● TASK BRIEF: Copy everything in the listing below word for word, apart from any images.

● Stored items from a collection:

....

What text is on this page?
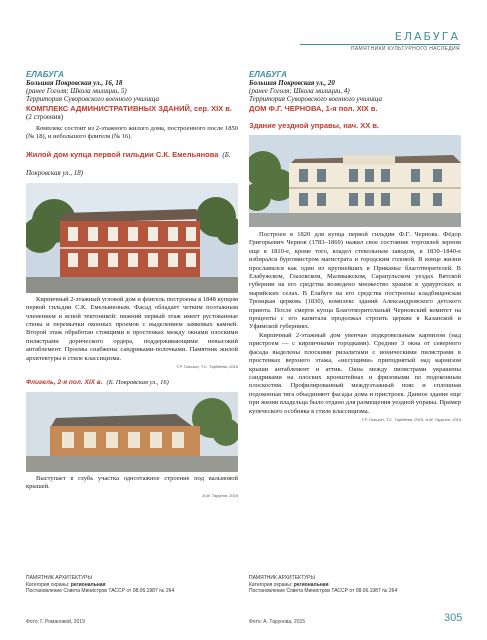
ЕЛАБУГА
ПАМЯТНИКИ КУЛЬТУРНОГО НАСЛЕДИЯ
ЕЛАБУГА
Большая Покровская ул., 16, 18
(ранее Гоголя; Школа милиции, 5)
Территория Суворовского военного училища
КОМПЛЕКС АДМИНИСТРАТИВНЫХ ЗДАНИЙ, сер. XIX в.
(2 строения)

Комплекс состоит из 2-этажного жилого дома, построенного после 1850 (№ 18), и небольшого флигеля (№ 16).

Жилой дом купца первой гильдии С.К. Емельянова (Б. Покровская ул., 18)

Кирпичный 2-этажный угловой дом и флигель построены в 1848 купцом первой гильдии С.К. Емельяновым. Фасад обладает четким поэтажным членением и ясной тектоникой: нижний первый этаж имеет рустованные стены и перемычки оконных проемов с выделением замковых камней. Второй этаж обработан стоящими в простенках между окнами плоскими пилястрами дорического ордера, поддерживающими невысокий антаблемент. Проемы снабжены сандриками-полочками. Памятник жилой архитектуры в стиле классицизма.

Т.Р. Гильзин, Т.С. Тарбеева, 2019
Флигель, 2-я пол. XIX в. (Б. Покровская ул., 16)

Выступает в глубь участка одноэтажное строение под вальмовой крышей.

А.М. Тарунов, 2019
ПАМЯТНИК АРХИТЕКТУРЫ
Категория охраны: региональная
Постановление Совета Министров ТАССР от 08.06.1987 № 264
Фото: Г. Романовой, 2019
ЕЛАБУГА
Большая Покровская ул., 20
(ранее Гоголя; Школа милиции, 4)
Территория Суворовского военного училища
ДОМ Ф.Г. ЧЕРНОВА, 1-я пол. XIX в.
Здание уездной управы, нач. XX в.

Построен в 1820 для купца первой гильдии Ф.Г. Чернова. Фёдор Григорьевич Чернов (1783–1869) нажил свое состояние торговлей зерном еще в 1810-е, кроме того, владел стекольным заводом, в 1830–1840-е избирался бургомистром магистрата и городским головой. В конце жизни прославился как один из крупнейших в Прикамье благотворителей. В Елабужском, Глазовском, Малмыжском, Сарапульском уездах Вятской губернии на его средства возведено множество храмов в удмуртских и марийских селах. В Елабуге на его средства построены кладбищенская Троицкая церковь (1830), комплекс зданий Александровского детского приюта. После смерти купца Благотворительный Черновский комитет на проценты с его капитала продолжал строить церкви в Казанской и Уфимской губерниях.

Кирпичный 2-этажный дом увенчан подкровельным карнизом (над пристроем — с кирпичными городками). Средние 3 окна от северного фасада выделены плоскими ризалитами с ионическими пилястрами в простенках верхнего этажа, «несущими» приподнятый над карнизом крыши антаблемент и аттик. Окна между пилястрами украшены сандриками на плоских кронштейнах и фризовыми по подоконным плоскостям. Профилированный междуэтажный пояс и сплошная подоконная тяга объединяют фасады дома и пристроек. Данное здание еще при жизни владельца было отдано для размещения уездной управы. Пример купеческого особняка в стиле классицизма.

Т.Р. Гильзин, Т.С. Тарбеева, 2019, А.М. Тарунов, 2019
ПАМЯТНИК АРХИТЕКТУРЫ
Категория охраны: региональная
Постановление Совета Министров ТАССР от 08.06.1987 № 264
Фото: А. Тарунова, 2015	305
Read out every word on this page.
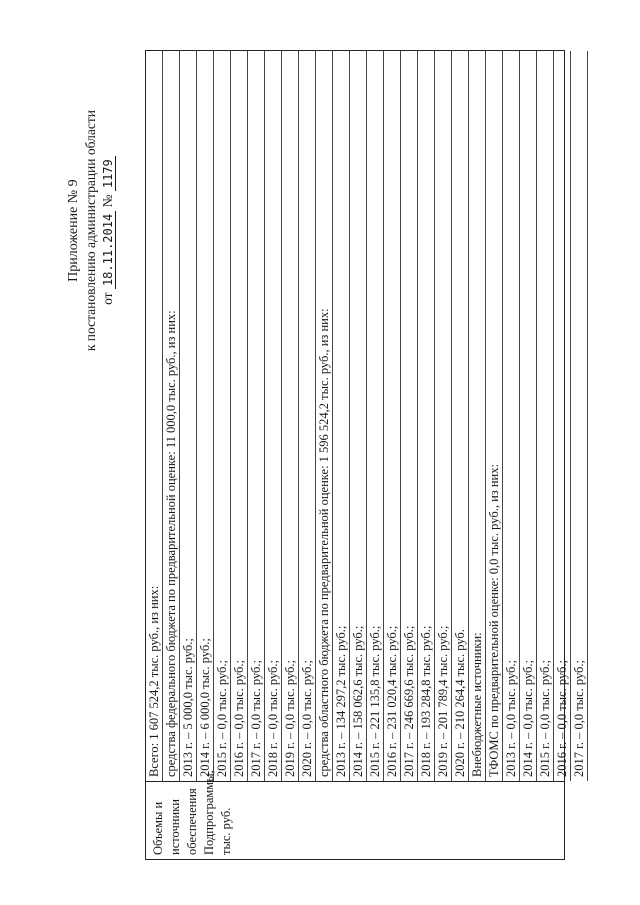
Приложение № 9 к постановлению администрации области от 18.11.2014 № 1179
Объемы и источники обеспечения Подпрограммы, тыс. руб.
Всего: 1 607 524,2 тыс. руб., из них: средства федерального бюджета по предварительной оценке: 11 000,0 тыс. руб., из них: 2013 г. – 5 000,0 тыс. руб.; 2014 г. – 6 000,0 тыс. руб.; 2015 г. – 0,0 тыс. руб.; 2016 г. – 0,0 тыс. руб.; 2017 г. – 0,0 тыс. руб.; 2018 г. – 0,0 тыс. руб.; 2019 г. – 0,0 тыс. руб.; 2020 г. – 0,0 тыс. руб.; средства областного бюджета по предварительной оценке: 1 596 524,2 тыс. руб., из них: 2013 г. – 134 297,2 тыс. руб.; 2014 г. – 158 062,6 тыс. руб.; 2015 г. – 221 135,8 тыс. руб.; 2016 г. – 231 020,4 тыс. руб.; 2017 г. – 246 669,6 тыс. руб.; 2018 г. – 193 284,8 тыс. руб.; 2019 г. – 201 789,4 тыс. руб.; 2020 г. – 210 264,4 тыс. руб. Внебюджетные источники: ТФОМС по предварительной оценке: 0,0 тыс. руб., из них: 2013 г. – 0,0 тыс. руб.; 2014 г. – 0,0 тыс. руб.; 2015 г. – 0,0 тыс. руб.; 2016 г. – 0,0 тыс. руб.; 2017 г. – 0,0 тыс. руб.;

....

● ANSWER TO THE PROBLEM:
What text is on this page?
ЕЛАБУГА
ПАМЯТНИКИ КУЛЬТУРНОГО НАСЛЕДИЯ
ЕЛАБУГА
Большая Покровская ул., 16, 18
(ранее Гоголя; Школа милиции, 5)
Территория Суворовского военного училища
КОМПЛЕКС АДМИНИСТРАТИВНЫХ ЗДАНИЙ, сер. XIX в.
(2 строения)

Комплекс состоит из 2-этажного жилого дома, построенного после 1850 (№ 18), и небольшого флигеля (№ 16).

Жилой дом купца первой гильдии С.К. Емельянова (Б. Покровская ул., 18)

Кирпичный 2-этажный угловой дом и флигель построены в 1848 купцом первой гильдии С.К. Емельяновым. Фасад обладает четким поэтажным членением и ясной тектоникой: нижний первый этаж имеет рустованные стены и перемычки оконных проемов с выделением замковых камней. Второй этаж обработан стоящими в простенках между окнами плоскими пилястрами дорического ордера, поддерживающими невысокий антаблемент. Проемы снабжены сандриками-полочками. Памятник жилой архитектуры в стиле классицизма.

Т.Р. Гильзин, Т.С. Тарбеева, 2019
Флигель, 2-я пол. XIX в. (Б. Покровская ул., 16)

Выступает в глубь участка одноэтажное строение под вальмовой крышей.

А.М. Тарунов, 2019
ПАМЯТНИК АРХИТЕКТУРЫ
Категория охраны: региональная
Постановление Совета Министров ТАССР от 08.06.1987 № 264
Фото: Г. Романовой, 2019
ЕЛАБУГА
Большая Покровская ул., 20
(ранее Гоголя; Школа милиции, 4)
Территория Суворовского военного училища
ДОМ Ф.Г. ЧЕРНОВА, 1-я пол. XIX в.
Здание уездной управы, нач. XX в.

Построен в 1820 для купца первой гильдии Ф.Г. Чернова. Фёдор Григорьевич Чернов (1783–1869) нажил свое состояние торговлей зерном еще в 1810-е, кроме того, владел стекольным заводом, в 1830–1840-е избирался бургомистром магистрата и городским головой. В конце жизни прославился как один из крупнейших в Прикамье благотворителей. В Елабужском, Глазовском, Малмыжском, Сарапульском уездах Вятской губернии на его средства возведено множество храмов в удмуртских и марийских селах. В Елабуге на его средства построены кладбищенская Троицкая церковь (1830), комплекс зданий Александровского детского приюта. После смерти купца Благотворительный Черновский комитет на проценты с его капитала продолжал строить церкви в Казанской и Уфимской губерниях.

Кирпичный 2-этажный дом увенчан подкровельным карнизом (над пристроем — с кирпичными городками). Средние 3 окна от северного фасада выделены плоскими ризалитами с ионическими пилястрами в простенках верхнего этажа, «несущими» приподнятый над карнизом крыши антаблемент и аттик. Окна между пилястрами украшены сандриками на плоских кронштейнах и фризовыми по подоконным плоскостям. Профилированный междуэтажный пояс и сплошная подоконная тяга объединяют фасады дома и пристроек. Данное здание еще при жизни владельца было отдано для размещения уездной управы. Пример купеческого особняка в стиле классицизма.

Т.Р. Гильзин, Т.С. Тарбеева, 2019, А.М. Тарунов, 2019
ПАМЯТНИК АРХИТЕКТУРЫ
Категория охраны: региональная
Постановление Совета Министров ТАССР от 08.06.1987 № 264
Фото: А. Тарунова, 2015	305
Read out every word on this page.
Приложение № 9 к постановлению администрации области от 18.11.2014 № 1179
Объемы и источники обеспечения Подпрограммы, тыс. руб.
Всего: 1 607 524,2 тыс. руб., из них: средства федерального бюджета по предварительной оценке: 11 000,0 тыс. руб., из них: 2013 г. – 5 000,0 тыс. руб.; 2014 г. – 6 000,0 тыс. руб.; 2015 г. – 0,0 тыс. руб.; 2016 г. – 0,0 тыс. руб.; 2017 г. – 0,0 тыс. руб.; 2018 г. – 0,0 тыс. руб.; 2019 г. – 0,0 тыс. руб.; 2020 г. – 0,0 тыс. руб.; средства областного бюджета по предварительной оценке: 1 596 524,2 тыс. руб., из них: 2013 г. – 134 297,2 тыс. руб.; 2014 г. – 158 062,6 тыс. руб.; 2015 г. – 221 135,8 тыс. руб.; 2016 г. – 231 020,4 тыс. руб.; 2017 г. – 246 669,6 тыс. руб.; 2018 г. – 193 284,8 тыс. руб.; 2019 г. – 201 789,4 тыс. руб.; 2020 г. – 210 264,4 тыс. руб. Внебюджетные источники: ТФОМС по предварительной оценке: 0,0 тыс. руб., из них: 2013 г. – 0,0 тыс. руб.; 2014 г. – 0,0 тыс. руб.; 2015 г. – 0,0 тыс. руб.; 2016 г. – 0,0 тыс. руб.; 2017 г. – 0,0 тыс. руб.;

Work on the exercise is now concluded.